== EXERCISE INPUTS ==
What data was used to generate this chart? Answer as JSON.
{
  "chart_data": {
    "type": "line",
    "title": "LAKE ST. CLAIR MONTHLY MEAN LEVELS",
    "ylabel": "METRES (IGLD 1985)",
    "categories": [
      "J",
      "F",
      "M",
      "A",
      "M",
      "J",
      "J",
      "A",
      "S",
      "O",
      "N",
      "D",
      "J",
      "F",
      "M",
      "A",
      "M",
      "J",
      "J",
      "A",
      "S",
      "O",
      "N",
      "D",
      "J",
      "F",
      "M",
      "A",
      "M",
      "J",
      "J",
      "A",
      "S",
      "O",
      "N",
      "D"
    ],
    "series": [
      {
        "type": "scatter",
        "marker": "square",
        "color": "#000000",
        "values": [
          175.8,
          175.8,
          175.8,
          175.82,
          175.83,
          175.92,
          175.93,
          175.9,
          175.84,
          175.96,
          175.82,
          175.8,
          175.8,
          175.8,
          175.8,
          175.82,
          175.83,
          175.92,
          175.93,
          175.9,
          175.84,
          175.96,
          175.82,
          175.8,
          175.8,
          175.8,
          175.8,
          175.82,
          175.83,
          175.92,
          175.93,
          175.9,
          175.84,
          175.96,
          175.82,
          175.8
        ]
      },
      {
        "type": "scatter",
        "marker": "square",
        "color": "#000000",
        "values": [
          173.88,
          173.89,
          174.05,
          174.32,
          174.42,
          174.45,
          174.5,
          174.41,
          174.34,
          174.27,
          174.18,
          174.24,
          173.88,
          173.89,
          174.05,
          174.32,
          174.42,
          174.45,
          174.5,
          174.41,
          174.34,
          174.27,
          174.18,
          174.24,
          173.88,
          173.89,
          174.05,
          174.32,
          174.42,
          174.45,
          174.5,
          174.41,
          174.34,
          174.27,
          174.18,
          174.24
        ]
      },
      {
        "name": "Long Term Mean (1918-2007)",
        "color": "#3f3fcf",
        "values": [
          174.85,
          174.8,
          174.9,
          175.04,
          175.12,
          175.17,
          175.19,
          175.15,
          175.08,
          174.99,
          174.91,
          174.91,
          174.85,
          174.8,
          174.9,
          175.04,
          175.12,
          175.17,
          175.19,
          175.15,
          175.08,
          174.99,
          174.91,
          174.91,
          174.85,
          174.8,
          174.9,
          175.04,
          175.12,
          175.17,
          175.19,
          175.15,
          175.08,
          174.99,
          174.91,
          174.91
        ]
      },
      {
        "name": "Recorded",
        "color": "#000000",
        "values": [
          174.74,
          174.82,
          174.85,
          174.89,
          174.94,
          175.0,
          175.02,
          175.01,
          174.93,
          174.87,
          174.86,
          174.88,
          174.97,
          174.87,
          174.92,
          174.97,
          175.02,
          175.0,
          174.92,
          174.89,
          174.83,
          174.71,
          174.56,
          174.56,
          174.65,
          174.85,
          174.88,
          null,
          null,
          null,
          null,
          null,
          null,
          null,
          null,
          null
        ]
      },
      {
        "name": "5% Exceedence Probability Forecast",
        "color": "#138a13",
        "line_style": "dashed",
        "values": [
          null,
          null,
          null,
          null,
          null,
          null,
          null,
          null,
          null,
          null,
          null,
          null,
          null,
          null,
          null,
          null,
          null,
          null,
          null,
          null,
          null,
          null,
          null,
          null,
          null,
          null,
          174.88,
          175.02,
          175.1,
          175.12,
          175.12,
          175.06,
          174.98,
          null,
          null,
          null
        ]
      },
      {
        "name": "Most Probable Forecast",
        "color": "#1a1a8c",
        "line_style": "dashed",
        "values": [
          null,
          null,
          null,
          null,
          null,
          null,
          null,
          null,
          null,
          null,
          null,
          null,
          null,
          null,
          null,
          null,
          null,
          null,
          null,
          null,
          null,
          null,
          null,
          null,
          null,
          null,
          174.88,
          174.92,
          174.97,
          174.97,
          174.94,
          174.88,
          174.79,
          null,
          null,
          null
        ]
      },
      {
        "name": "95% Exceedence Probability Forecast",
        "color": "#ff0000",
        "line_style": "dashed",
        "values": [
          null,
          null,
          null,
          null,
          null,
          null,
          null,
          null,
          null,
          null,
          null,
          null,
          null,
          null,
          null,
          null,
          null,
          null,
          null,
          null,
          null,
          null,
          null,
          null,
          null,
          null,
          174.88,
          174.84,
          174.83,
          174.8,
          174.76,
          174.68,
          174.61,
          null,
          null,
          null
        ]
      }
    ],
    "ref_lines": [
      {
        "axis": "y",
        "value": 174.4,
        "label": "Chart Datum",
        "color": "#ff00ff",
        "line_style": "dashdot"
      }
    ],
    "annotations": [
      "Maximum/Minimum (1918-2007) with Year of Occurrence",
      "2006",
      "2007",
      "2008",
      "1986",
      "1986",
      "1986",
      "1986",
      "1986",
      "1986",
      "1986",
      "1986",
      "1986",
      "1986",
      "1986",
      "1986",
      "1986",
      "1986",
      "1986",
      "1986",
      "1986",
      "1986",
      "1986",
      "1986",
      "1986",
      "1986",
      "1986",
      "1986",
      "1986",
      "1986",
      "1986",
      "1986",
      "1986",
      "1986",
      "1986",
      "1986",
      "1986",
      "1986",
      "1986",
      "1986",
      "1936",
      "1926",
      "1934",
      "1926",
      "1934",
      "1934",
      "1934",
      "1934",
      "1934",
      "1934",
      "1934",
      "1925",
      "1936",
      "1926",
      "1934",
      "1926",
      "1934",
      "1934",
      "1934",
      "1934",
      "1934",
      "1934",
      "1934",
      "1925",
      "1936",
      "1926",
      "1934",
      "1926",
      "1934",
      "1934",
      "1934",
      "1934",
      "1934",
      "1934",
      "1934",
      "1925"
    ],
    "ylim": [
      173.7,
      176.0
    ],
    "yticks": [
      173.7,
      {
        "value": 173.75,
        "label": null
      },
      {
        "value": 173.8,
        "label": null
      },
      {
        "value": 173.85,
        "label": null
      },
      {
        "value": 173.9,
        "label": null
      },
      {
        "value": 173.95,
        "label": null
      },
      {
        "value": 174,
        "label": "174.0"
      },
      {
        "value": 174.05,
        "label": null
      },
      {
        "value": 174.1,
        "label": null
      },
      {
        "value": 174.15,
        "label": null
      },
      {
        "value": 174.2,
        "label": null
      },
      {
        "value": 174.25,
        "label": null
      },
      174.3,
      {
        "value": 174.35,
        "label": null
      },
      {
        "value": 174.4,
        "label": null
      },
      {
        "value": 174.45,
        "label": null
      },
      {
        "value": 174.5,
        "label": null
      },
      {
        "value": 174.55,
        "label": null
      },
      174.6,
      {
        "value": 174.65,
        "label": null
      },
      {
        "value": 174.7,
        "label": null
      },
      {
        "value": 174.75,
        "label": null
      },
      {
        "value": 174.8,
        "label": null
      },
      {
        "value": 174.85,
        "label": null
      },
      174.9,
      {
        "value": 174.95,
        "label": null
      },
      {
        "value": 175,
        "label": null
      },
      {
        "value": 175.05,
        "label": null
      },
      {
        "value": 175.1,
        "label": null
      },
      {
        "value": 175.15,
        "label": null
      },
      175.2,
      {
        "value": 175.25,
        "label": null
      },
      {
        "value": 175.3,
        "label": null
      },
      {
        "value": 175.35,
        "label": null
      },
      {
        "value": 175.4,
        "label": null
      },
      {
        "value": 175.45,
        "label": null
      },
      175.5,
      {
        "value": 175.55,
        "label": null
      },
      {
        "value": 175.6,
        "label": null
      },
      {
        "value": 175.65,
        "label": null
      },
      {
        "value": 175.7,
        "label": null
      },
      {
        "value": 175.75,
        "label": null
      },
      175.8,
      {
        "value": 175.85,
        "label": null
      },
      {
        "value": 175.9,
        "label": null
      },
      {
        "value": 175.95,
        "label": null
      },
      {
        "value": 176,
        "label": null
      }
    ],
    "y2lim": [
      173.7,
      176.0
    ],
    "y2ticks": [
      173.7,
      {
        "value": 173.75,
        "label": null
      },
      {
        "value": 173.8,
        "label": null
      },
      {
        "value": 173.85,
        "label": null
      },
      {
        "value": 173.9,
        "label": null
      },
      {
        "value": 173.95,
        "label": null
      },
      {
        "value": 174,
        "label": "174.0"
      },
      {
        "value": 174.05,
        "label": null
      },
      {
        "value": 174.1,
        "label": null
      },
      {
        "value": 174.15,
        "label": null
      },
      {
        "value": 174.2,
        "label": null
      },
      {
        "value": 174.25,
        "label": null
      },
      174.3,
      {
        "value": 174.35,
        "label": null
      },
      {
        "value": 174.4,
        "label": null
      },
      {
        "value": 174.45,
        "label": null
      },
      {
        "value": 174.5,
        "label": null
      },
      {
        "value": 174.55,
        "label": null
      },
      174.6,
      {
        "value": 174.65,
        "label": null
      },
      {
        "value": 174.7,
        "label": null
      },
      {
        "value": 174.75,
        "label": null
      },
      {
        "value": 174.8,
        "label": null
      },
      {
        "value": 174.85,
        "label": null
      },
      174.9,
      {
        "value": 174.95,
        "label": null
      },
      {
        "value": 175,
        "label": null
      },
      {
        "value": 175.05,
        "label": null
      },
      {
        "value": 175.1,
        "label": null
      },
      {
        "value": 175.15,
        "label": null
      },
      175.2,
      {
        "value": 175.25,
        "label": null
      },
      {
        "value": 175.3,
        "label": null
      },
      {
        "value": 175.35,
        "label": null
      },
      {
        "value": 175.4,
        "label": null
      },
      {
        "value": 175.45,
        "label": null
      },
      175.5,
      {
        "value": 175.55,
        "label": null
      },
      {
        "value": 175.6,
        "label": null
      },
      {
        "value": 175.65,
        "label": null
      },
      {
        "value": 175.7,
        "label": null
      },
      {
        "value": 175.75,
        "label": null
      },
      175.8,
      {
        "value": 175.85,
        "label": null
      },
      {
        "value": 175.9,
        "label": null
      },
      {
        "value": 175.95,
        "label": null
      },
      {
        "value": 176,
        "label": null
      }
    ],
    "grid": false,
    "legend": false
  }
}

== PROMPT ==
Extract lines where the string "Probability" occurs.

== FINAL RESULT ==
        "name": "5% Exceedence Probability Forecast",
        "name": "95% Exceedence Probability Forecast",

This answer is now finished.